# Exercise aim
List every line in this data where the string "четырьмя" occurs.

========================

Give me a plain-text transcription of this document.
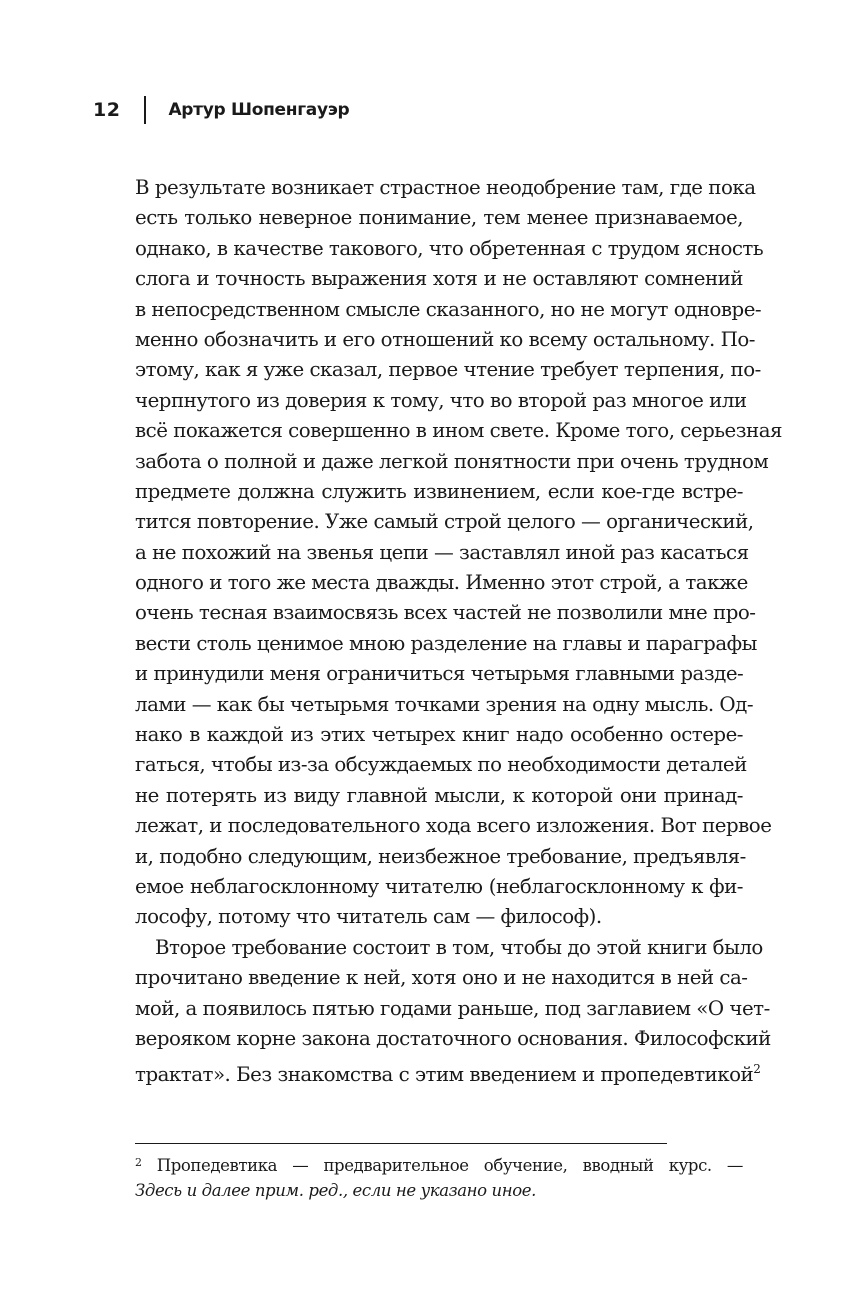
12	Артур Шопенгауэр
В результате возникает страстное неодобрение там, где пока
есть только неверное понимание, тем менее признаваемое,
однако, в качестве такового, что обретенная с трудом ясность
слога и точность выражения хотя и не оставляют сомнений
в непосредственном смысле сказанного, но не могут одновре-
менно обозначить и его отношений ко всему остальному. По-
этому, как я уже сказал, первое чтение требует терпения, по-
черпнутого из доверия к тому, что во второй раз многое или
всё покажется совершенно в ином свете. Кроме того, серьезная
забота о полной и даже легкой понятности при очень трудном
предмете должна служить извинением, если кое-где встре-
тится повторение. Уже самый строй целого — органический,
а не похожий на звенья цепи — заставлял иной раз касаться
одного и того же места дважды. Именно этот строй, а также
очень тесная взаимосвязь всех частей не позволили мне про-
вести столь ценимое мною разделение на главы и параграфы
и принудили меня ограничиться четырьмя главными разде-
лами — как бы четырьмя точками зрения на одну мысль. Од-
нако в каждой из этих четырех книг надо особенно остере-
гаться, чтобы из-за обсуждаемых по необходимости деталей
не потерять из виду главной мысли, к которой они принад-
лежат, и последовательного хода всего изложения. Вот первое
и, подобно следующим, неизбежное требование, предъявля-
емое неблагосклонному читателю (неблагосклонному к фи-
лософу, потому что читатель сам — философ).
Второе требование состоит в том, чтобы до этой книги было
прочитано введение к ней, хотя оно и не находится в ней са-
мой, а появилось пятью годами раньше, под заглавием «О чет-
вероякoм корне закона достаточного основания. Философский
трактат». Без знакомства с этим введением и пропедевтикой$^2$
$^2$ Пропедевтика — предварительное обучение, вводный курс. —
Здесь и далее прим. ред., если не указано иное.
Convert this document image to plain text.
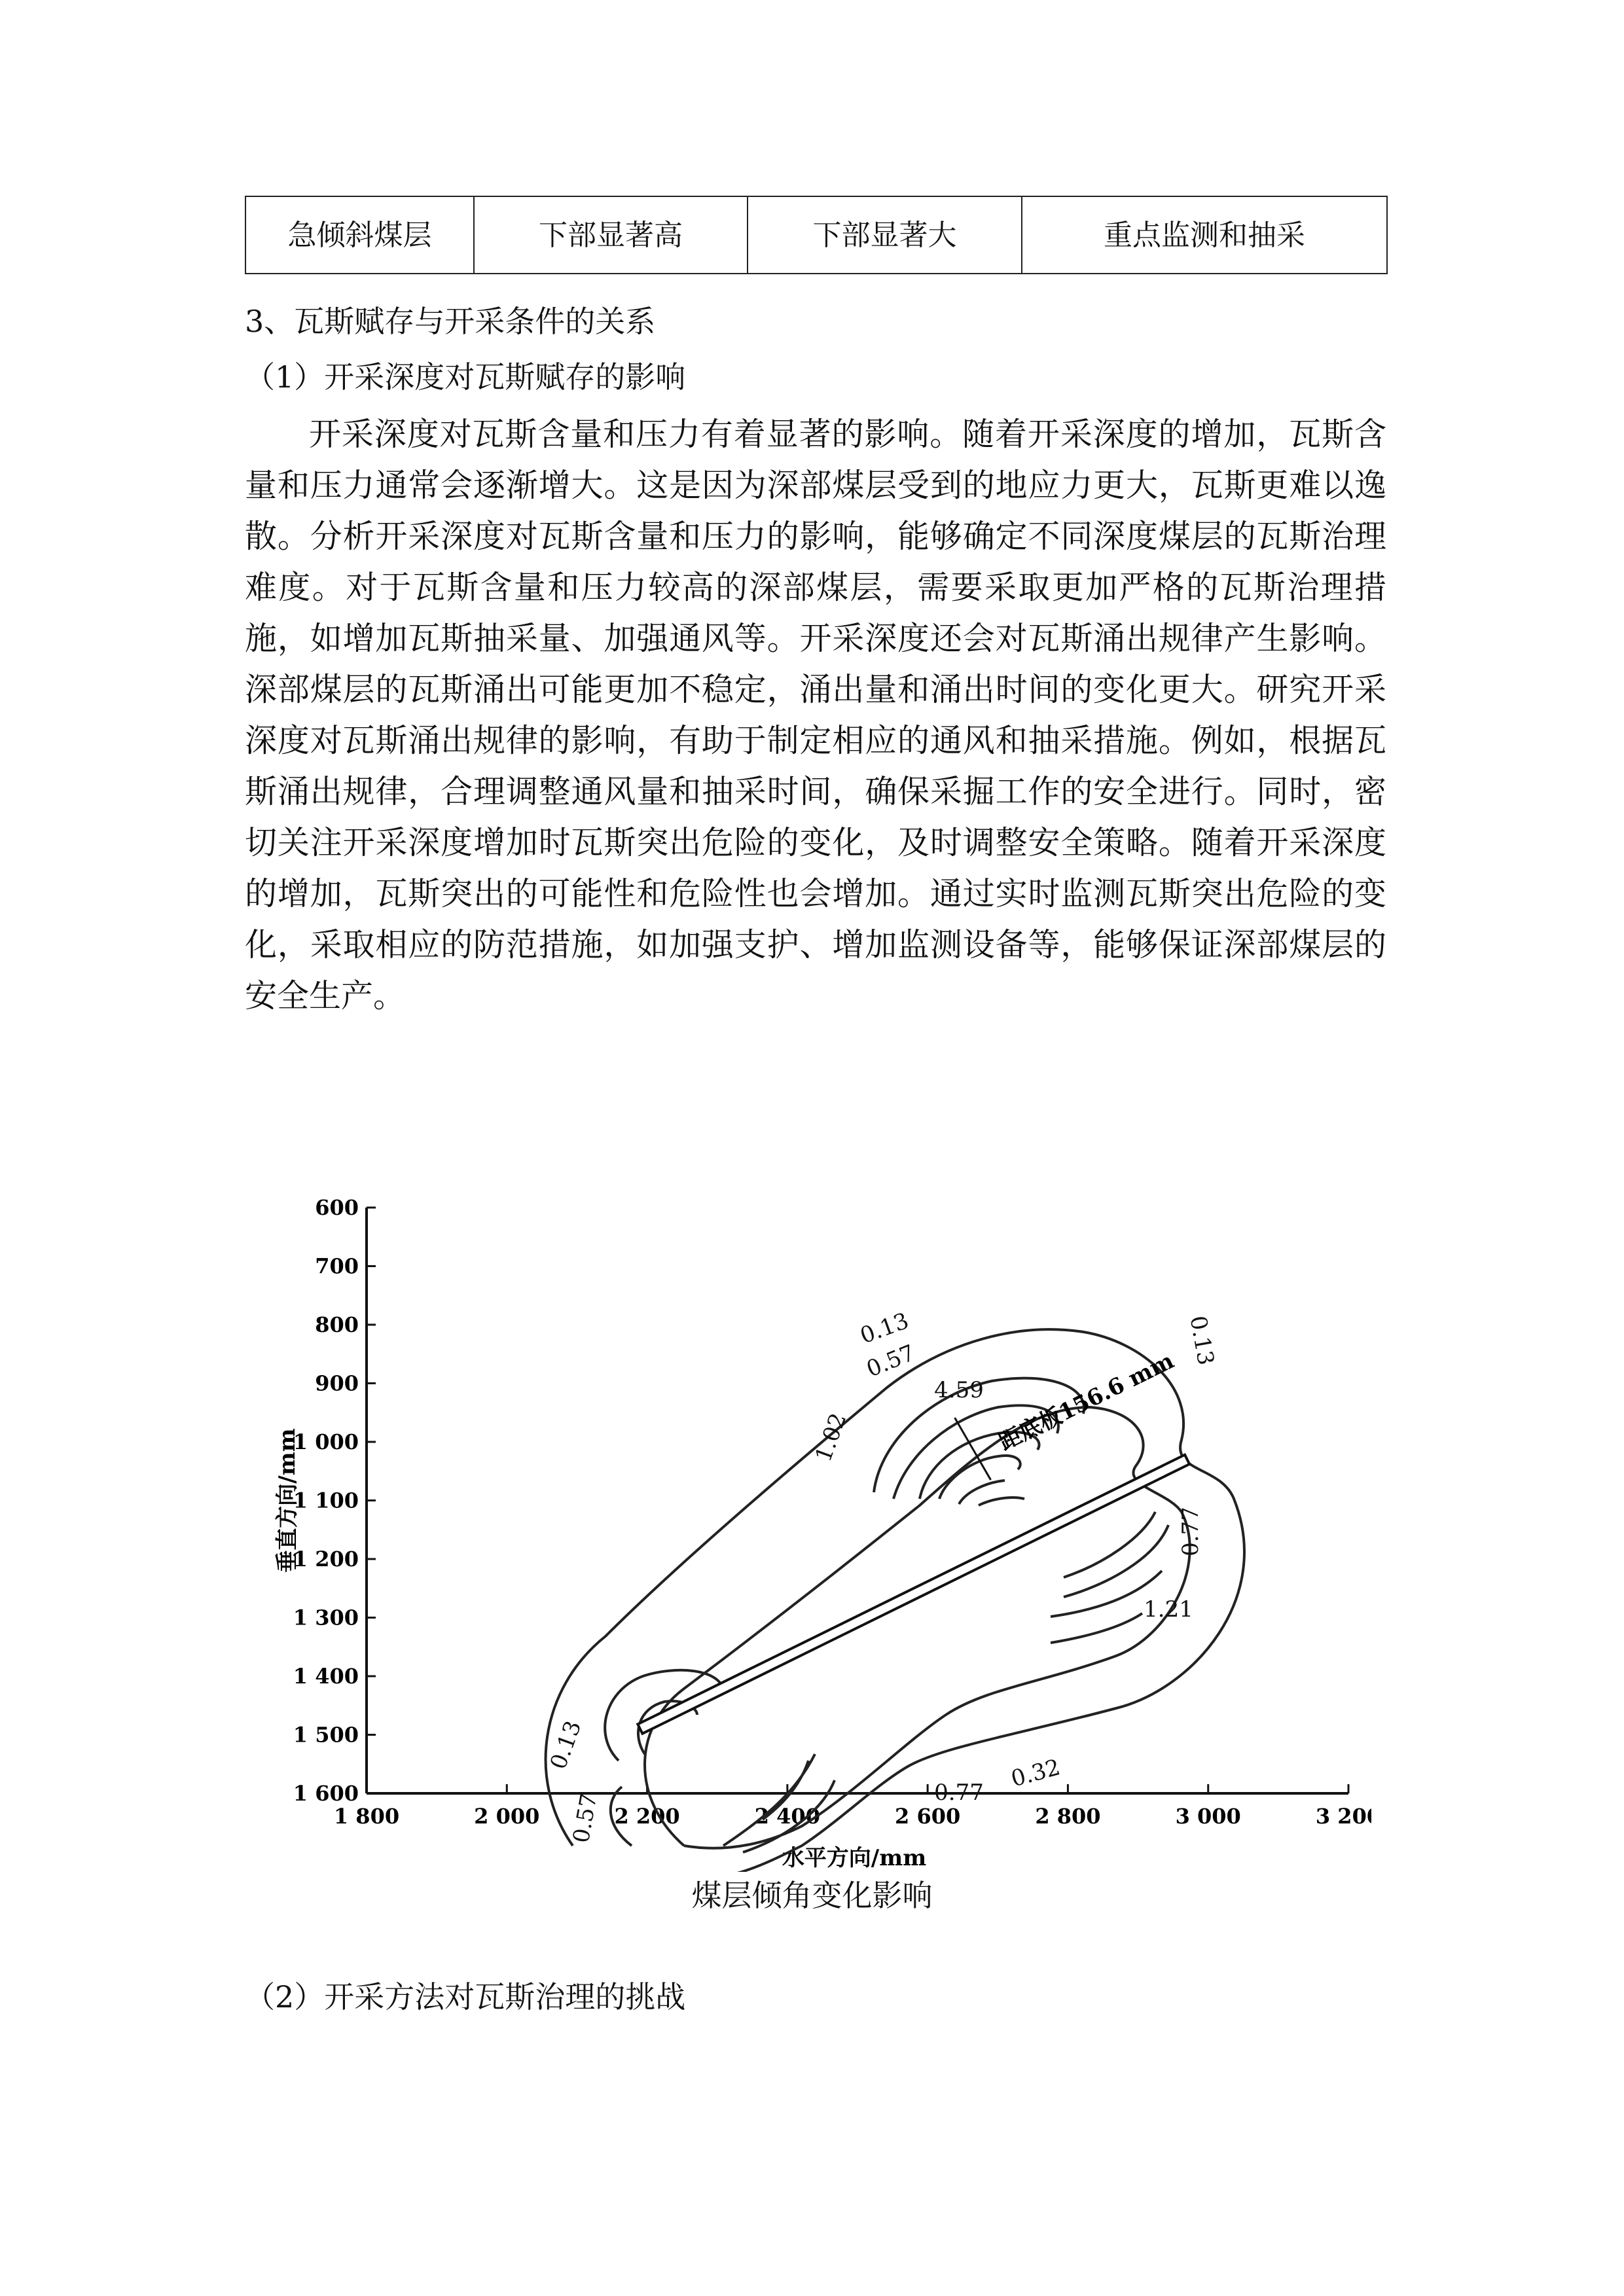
急倾斜煤层	下部显著高	下部显著大	重点监测和抽采
3、瓦斯赋存与开采条件的关系
（1）开采深度对瓦斯赋存的影响

开采深度对瓦斯含量和压力有着显著的影响。随着开采深度的增加，瓦斯含量和压力通常会逐渐增大。这是因为深部煤层受到的地应力更大，瓦斯更难以逸散。分析开采深度对瓦斯含量和压力的影响，能够确定不同深度煤层的瓦斯治理难度。对于瓦斯含量和压力较高的深部煤层，需要采取更加严格的瓦斯治理措施，如增加瓦斯抽采量、加强通风等。开采深度还会对瓦斯涌出规律产生影响。深部煤层的瓦斯涌出可能更加不稳定，涌出量和涌出时间的变化更大。研究开采深度对瓦斯涌出规律的影响，有助于制定相应的通风和抽采措施。例如，根据瓦斯涌出规律，合理调整通风量和抽采时间，确保采掘工作的安全进行。同时，密切关注开采深度增加时瓦斯突出危险的变化，及时调整安全策略。随着开采深度的增加，瓦斯突出的可能性和危险性也会增加。通过实时监测瓦斯突出危险的变化，采取相应的防范措施，如加强支护、增加监测设备等，能够保证深部煤层的安全生产。

600
700
800
900
1 000
1 100
1 200
1 300
1 400
1 500
1 600
1 800	2 000	2 200	2 400	2 600	2 800	3 000	3 20
水平方向/mm
垂直方向/mm
距底板156.6 mm
0.13
0.57
1.02
4.59
0.13
0.77
0.13
0.57
1.21
0.77
0.32
煤层倾角变化影响
（2）开采方法对瓦斯治理的挑战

========================

# Exercise answer
и принудили меня ограничиться четырьмя главными разде-
лами — как бы четырьмя точками зрения на одну мысль. Од-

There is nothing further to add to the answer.